— BEGIN The input —
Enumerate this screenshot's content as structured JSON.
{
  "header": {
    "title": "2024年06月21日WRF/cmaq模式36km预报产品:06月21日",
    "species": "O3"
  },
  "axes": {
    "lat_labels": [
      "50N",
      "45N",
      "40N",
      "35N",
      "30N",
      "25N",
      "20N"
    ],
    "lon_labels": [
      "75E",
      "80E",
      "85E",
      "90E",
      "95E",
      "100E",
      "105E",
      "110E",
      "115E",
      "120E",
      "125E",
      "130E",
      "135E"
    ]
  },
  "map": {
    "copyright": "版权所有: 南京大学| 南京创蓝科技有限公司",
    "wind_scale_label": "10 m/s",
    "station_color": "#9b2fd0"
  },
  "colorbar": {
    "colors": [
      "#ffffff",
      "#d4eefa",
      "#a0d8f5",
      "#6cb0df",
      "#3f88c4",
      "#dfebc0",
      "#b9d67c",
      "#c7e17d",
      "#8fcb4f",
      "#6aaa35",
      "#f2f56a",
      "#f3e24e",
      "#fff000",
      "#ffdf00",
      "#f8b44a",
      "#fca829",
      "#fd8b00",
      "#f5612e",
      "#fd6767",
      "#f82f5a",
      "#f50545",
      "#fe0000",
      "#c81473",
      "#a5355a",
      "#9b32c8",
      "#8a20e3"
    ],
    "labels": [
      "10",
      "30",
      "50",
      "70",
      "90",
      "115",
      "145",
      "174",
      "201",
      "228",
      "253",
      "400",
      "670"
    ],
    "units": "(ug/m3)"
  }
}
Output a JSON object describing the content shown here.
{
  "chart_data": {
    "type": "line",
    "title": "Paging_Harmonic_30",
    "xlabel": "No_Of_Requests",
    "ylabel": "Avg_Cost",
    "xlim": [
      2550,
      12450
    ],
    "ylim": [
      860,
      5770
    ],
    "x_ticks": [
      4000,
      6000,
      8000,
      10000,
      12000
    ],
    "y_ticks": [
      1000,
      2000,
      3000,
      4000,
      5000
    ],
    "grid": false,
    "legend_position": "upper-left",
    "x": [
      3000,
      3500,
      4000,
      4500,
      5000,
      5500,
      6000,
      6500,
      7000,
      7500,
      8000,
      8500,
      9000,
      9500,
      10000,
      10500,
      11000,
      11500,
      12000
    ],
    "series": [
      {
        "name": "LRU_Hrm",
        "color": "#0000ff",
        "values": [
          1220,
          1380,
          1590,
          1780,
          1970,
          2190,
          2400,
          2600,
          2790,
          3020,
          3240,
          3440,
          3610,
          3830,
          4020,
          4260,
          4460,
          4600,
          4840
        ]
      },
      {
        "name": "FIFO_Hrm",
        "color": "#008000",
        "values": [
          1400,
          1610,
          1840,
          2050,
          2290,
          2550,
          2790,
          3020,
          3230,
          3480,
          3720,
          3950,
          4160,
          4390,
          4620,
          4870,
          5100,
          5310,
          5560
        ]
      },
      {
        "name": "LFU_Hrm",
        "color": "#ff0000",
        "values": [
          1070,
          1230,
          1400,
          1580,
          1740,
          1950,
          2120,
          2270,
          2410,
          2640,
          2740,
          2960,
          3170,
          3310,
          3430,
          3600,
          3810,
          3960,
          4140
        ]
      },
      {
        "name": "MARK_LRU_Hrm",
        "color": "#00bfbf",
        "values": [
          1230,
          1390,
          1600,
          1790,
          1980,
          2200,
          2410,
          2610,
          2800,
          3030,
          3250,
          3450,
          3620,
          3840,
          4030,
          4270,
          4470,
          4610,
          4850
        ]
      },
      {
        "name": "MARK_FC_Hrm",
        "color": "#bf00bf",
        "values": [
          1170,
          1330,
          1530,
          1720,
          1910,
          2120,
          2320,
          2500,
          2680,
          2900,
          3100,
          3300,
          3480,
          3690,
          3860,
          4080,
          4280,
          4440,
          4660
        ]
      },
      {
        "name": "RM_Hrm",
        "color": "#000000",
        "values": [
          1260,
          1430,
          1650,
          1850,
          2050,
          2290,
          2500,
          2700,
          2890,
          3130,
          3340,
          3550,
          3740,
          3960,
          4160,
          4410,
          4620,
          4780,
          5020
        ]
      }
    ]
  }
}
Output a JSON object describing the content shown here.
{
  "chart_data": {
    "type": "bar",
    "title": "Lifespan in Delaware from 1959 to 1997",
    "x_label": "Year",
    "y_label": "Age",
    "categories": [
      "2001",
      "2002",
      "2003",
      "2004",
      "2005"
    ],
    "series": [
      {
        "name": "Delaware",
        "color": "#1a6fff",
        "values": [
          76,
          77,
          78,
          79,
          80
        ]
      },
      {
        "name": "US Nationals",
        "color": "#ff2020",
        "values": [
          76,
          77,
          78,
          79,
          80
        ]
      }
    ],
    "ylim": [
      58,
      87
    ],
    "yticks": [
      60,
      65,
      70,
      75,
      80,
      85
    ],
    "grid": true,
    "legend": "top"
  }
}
— END The input —
#### Short task:
Reproduce every record above exactly as it appears.

#### Response to this exercise:
Enumerate this screenshot's content as structured JSON.
{
  "header": {
    "title": "2024年06月21日WRF/cmaq模式36km预报产品:06月21日",
    "species": "O3"
  },
  "axes": {
    "lat_labels": [
      "50N",
      "45N",
      "40N",
      "35N",
      "30N",
      "25N",
      "20N"
    ],
    "lon_labels": [
      "75E",
      "80E",
      "85E",
      "90E",
      "95E",
      "100E",
      "105E",
      "110E",
      "115E",
      "120E",
      "125E",
      "130E",
      "135E"
    ]
  },
  "map": {
    "copyright": "版权所有: 南京大学| 南京创蓝科技有限公司",
    "wind_scale_label": "10 m/s",
    "station_color": "#9b2fd0"
  },
  "colorbar": {
    "colors": [
      "#ffffff",
      "#d4eefa",
      "#a0d8f5",
      "#6cb0df",
      "#3f88c4",
      "#dfebc0",
      "#b9d67c",
      "#c7e17d",
      "#8fcb4f",
      "#6aaa35",
      "#f2f56a",
      "#f3e24e",
      "#fff000",
      "#ffdf00",
      "#f8b44a",
      "#fca829",
      "#fd8b00",
      "#f5612e",
      "#fd6767",
      "#f82f5a",
      "#f50545",
      "#fe0000",
      "#c81473",
      "#a5355a",
      "#9b32c8",
      "#8a20e3"
    ],
    "labels": [
      "10",
      "30",
      "50",
      "70",
      "90",
      "115",
      "145",
      "174",
      "201",
      "228",
      "253",
      "400",
      "670"
    ],
    "units": "(ug/m3)"
  }
}
Output a JSON object describing the content shown here.
{
  "chart_data": {
    "type": "line",
    "title": "Paging_Harmonic_30",
    "xlabel": "No_Of_Requests",
    "ylabel": "Avg_Cost",
    "xlim": [
      2550,
      12450
    ],
    "ylim": [
      860,
      5770
    ],
    "x_ticks": [
      4000,
      6000,
      8000,
      10000,
      12000
    ],
    "y_ticks": [
      1000,
      2000,
      3000,
      4000,
      5000
    ],
    "grid": false,
    "legend_position": "upper-left",
    "x": [
      3000,
      3500,
      4000,
      4500,
      5000,
      5500,
      6000,
      6500,
      7000,
      7500,
      8000,
      8500,
      9000,
      9500,
      10000,
      10500,
      11000,
      11500,
      12000
    ],
    "series": [
      {
        "name": "LRU_Hrm",
        "color": "#0000ff",
        "values": [
          1220,
          1380,
          1590,
          1780,
          1970,
          2190,
          2400,
          2600,
          2790,
          3020,
          3240,
          3440,
          3610,
          3830,
          4020,
          4260,
          4460,
          4600,
          4840
        ]
      },
      {
        "name": "FIFO_Hrm",
        "color": "#008000",
        "values": [
          1400,
          1610,
          1840,
          2050,
          2290,
          2550,
          2790,
          3020,
          3230,
          3480,
          3720,
          3950,
          4160,
          4390,
          4620,
          4870,
          5100,
          5310,
          5560
        ]
      },
      {
        "name": "LFU_Hrm",
        "color": "#ff0000",
        "values": [
          1070,
          1230,
          1400,
          1580,
          1740,
          1950,
          2120,
          2270,
          2410,
          2640,
          2740,
          2960,
          3170,
          3310,
          3430,
          3600,
          3810,
          3960,
          4140
        ]
      },
      {
        "name": "MARK_LRU_Hrm",
        "color": "#00bfbf",
        "values": [
          1230,
          1390,
          1600,
          1790,
          1980,
          2200,
          2410,
          2610,
          2800,
          3030,
          3250,
          3450,
          3620,
          3840,
          4030,
          4270,
          4470,
          4610,
          4850
        ]
      },
      {
        "name": "MARK_FC_Hrm",
        "color": "#bf00bf",
        "values": [
          1170,
          1330,
          1530,
          1720,
          1910,
          2120,
          2320,
          2500,
          2680,
          2900,
          3100,
          3300,
          3480,
          3690,
          3860,
          4080,
          4280,
          4440,
          4660
        ]
      },
      {
        "name": "RM_Hrm",
        "color": "#000000",
        "values": [
          1260,
          1430,
          1650,
          1850,
          2050,
          2290,
          2500,
          2700,
          2890,
          3130,
          3340,
          3550,
          3740,
          3960,
          4160,
          4410,
          4620,
          4780,
          5020
        ]
      }
    ]
  }
}
Output a JSON object describing the content shown here.
{
  "chart_data": {
    "type": "bar",
    "title": "Lifespan in Delaware from 1959 to 1997",
    "x_label": "Year",
    "y_label": "Age",
    "categories": [
      "2001",
      "2002",
      "2003",
      "2004",
      "2005"
    ],
    "series": [
      {
        "name": "Delaware",
        "color": "#1a6fff",
        "values": [
          76,
          77,
          78,
          79,
          80
        ]
      },
      {
        "name": "US Nationals",
        "color": "#ff2020",
        "values": [
          76,
          77,
          78,
          79,
          80
        ]
      }
    ],
    "ylim": [
      58,
      87
    ],
    "yticks": [
      60,
      65,
      70,
      75,
      80,
      85
    ],
    "grid": true,
    "legend": "top"
  }
}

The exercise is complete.